--- start of Task material ---

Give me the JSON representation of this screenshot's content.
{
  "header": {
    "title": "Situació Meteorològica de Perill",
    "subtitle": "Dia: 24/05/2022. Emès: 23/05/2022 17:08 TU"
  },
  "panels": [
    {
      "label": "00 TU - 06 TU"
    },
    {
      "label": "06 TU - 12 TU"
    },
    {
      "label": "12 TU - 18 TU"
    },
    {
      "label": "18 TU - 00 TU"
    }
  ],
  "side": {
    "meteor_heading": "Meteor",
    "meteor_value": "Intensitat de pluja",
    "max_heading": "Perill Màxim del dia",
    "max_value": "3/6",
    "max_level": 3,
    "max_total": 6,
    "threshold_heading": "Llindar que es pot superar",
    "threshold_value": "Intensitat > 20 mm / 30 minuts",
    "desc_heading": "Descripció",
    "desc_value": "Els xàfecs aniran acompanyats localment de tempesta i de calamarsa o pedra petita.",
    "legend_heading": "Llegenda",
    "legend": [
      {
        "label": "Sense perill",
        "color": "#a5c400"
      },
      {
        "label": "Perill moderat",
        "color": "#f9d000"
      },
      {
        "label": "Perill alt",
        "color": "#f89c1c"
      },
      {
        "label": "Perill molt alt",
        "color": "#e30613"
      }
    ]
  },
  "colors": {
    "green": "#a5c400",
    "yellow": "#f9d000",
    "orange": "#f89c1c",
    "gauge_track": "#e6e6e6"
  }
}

--- end of Task material ---

* The problem *
Print the complete listing again, exactly as it stands.

* Problem solution *
Give me the JSON representation of this screenshot's content.
{
  "header": {
    "title": "Situació Meteorològica de Perill",
    "subtitle": "Dia: 24/05/2022. Emès: 23/05/2022 17:08 TU"
  },
  "panels": [
    {
      "label": "00 TU - 06 TU"
    },
    {
      "label": "06 TU - 12 TU"
    },
    {
      "label": "12 TU - 18 TU"
    },
    {
      "label": "18 TU - 00 TU"
    }
  ],
  "side": {
    "meteor_heading": "Meteor",
    "meteor_value": "Intensitat de pluja",
    "max_heading": "Perill Màxim del dia",
    "max_value": "3/6",
    "max_level": 3,
    "max_total": 6,
    "threshold_heading": "Llindar que es pot superar",
    "threshold_value": "Intensitat > 20 mm / 30 minuts",
    "desc_heading": "Descripció",
    "desc_value": "Els xàfecs aniran acompanyats localment de tempesta i de calamarsa o pedra petita.",
    "legend_heading": "Llegenda",
    "legend": [
      {
        "label": "Sense perill",
        "color": "#a5c400"
      },
      {
        "label": "Perill moderat",
        "color": "#f9d000"
      },
      {
        "label": "Perill alt",
        "color": "#f89c1c"
      },
      {
        "label": "Perill molt alt",
        "color": "#e30613"
      }
    ]
  },
  "colors": {
    "green": "#a5c400",
    "yellow": "#f9d000",
    "orange": "#f89c1c",
    "gauge_track": "#e6e6e6"
  }
}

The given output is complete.